BEGIN Information given

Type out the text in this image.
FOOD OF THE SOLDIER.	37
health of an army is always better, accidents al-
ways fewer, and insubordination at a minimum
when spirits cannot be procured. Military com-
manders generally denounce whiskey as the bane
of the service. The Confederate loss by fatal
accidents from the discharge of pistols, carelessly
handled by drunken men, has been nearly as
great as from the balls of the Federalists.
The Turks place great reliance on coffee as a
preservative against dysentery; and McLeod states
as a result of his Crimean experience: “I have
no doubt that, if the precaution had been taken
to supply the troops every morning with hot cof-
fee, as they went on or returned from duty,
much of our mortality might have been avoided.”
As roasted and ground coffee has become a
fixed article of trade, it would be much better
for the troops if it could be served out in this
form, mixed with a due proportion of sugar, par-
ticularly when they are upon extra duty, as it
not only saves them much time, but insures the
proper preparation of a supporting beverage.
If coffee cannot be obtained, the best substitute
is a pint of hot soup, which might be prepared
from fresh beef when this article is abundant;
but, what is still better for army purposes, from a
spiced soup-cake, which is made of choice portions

END Information given

Goal of the exercise ->
Pull out the lines above in which the word "with" appears.

Reply ->
to supply the troops every morning with hot cof-
form, mixed with a due proportion of sugar, par-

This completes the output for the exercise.